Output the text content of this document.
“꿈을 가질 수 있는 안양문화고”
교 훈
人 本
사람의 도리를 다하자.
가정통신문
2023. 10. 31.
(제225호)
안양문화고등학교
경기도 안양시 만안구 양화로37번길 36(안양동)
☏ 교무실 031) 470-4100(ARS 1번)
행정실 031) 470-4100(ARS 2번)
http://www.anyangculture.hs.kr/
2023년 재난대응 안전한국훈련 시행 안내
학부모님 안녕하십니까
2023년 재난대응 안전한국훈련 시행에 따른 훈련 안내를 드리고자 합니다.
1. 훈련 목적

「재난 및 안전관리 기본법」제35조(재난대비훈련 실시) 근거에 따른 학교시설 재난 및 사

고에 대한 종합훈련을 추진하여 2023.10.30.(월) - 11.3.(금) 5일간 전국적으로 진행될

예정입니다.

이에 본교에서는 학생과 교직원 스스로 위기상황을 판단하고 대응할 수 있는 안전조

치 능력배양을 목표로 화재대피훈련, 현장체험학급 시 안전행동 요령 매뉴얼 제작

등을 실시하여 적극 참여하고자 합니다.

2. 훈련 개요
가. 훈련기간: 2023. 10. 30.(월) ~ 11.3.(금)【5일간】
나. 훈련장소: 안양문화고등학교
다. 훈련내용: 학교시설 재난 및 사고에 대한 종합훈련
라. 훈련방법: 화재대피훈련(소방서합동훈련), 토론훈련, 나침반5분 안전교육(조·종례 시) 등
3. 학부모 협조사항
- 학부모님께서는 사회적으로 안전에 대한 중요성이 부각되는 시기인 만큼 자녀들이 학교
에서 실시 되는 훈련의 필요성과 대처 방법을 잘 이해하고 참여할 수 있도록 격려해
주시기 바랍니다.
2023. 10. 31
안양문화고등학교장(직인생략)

----

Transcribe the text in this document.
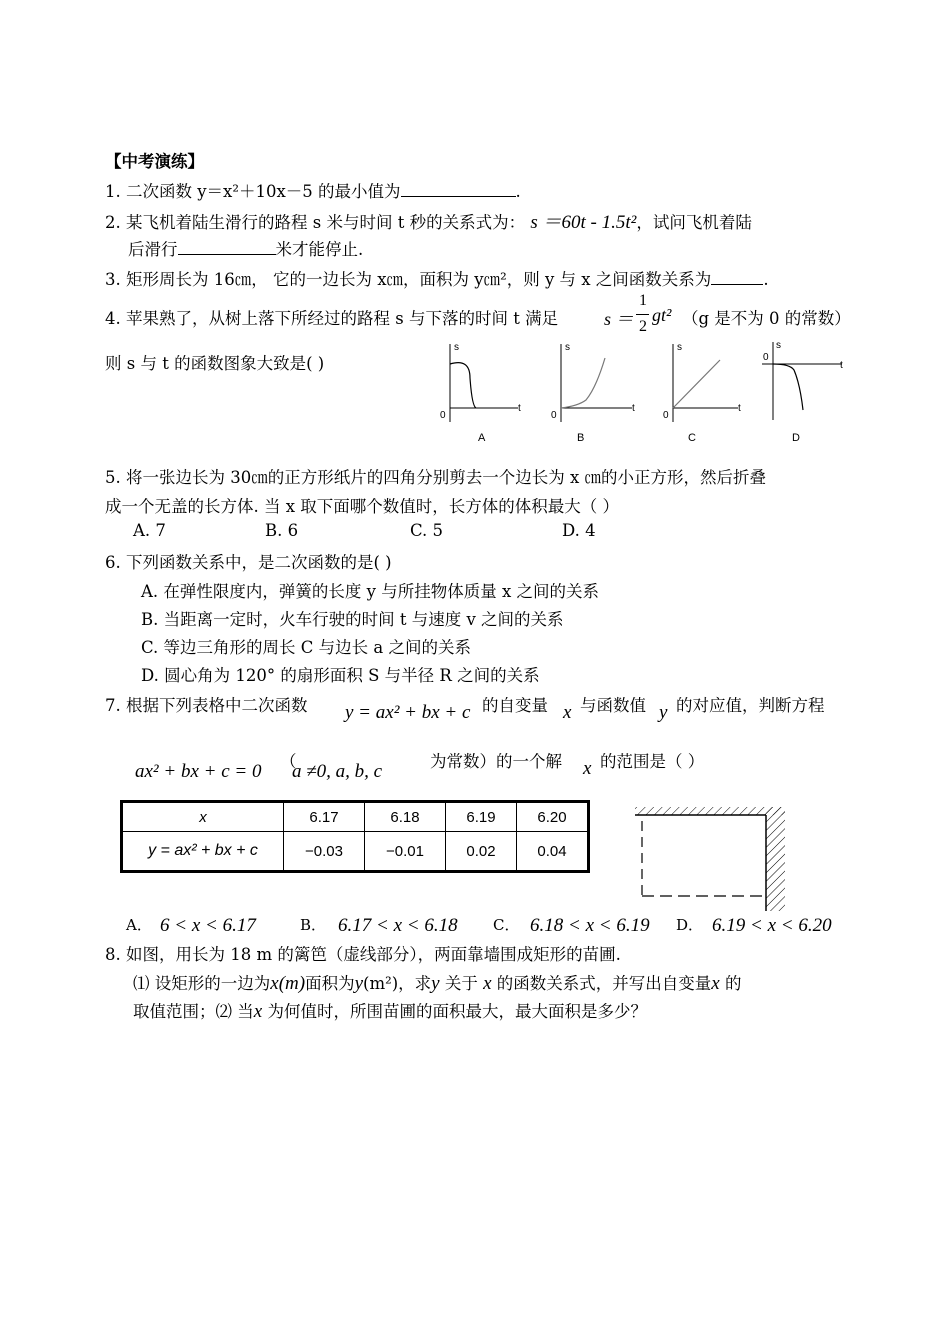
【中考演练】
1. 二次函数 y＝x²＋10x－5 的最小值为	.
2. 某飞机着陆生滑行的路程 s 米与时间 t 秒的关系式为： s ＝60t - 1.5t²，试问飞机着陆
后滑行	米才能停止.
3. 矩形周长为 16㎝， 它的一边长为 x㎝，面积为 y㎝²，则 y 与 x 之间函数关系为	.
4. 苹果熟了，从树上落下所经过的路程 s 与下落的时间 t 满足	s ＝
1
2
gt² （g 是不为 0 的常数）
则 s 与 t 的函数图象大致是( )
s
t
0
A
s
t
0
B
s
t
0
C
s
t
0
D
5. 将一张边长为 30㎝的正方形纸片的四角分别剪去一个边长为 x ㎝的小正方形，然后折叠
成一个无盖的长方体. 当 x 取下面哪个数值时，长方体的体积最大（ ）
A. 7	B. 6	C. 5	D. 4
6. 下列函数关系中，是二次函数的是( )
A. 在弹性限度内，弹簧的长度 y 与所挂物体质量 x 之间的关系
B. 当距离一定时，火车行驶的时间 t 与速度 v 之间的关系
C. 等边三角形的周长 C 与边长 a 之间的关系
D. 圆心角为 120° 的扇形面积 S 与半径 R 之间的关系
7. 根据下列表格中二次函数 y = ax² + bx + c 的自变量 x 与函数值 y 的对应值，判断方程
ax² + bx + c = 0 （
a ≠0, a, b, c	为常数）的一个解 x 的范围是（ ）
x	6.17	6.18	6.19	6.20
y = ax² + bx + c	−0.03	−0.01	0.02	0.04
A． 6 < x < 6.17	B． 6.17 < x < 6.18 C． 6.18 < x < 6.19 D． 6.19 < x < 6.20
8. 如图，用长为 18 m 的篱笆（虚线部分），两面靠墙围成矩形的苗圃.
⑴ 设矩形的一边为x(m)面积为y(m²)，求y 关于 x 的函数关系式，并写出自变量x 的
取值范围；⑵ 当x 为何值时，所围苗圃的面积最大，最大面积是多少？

----

Aim ->
Going through the records above, state how many lines carry "학교시설", with no other text.

Complete response ->
2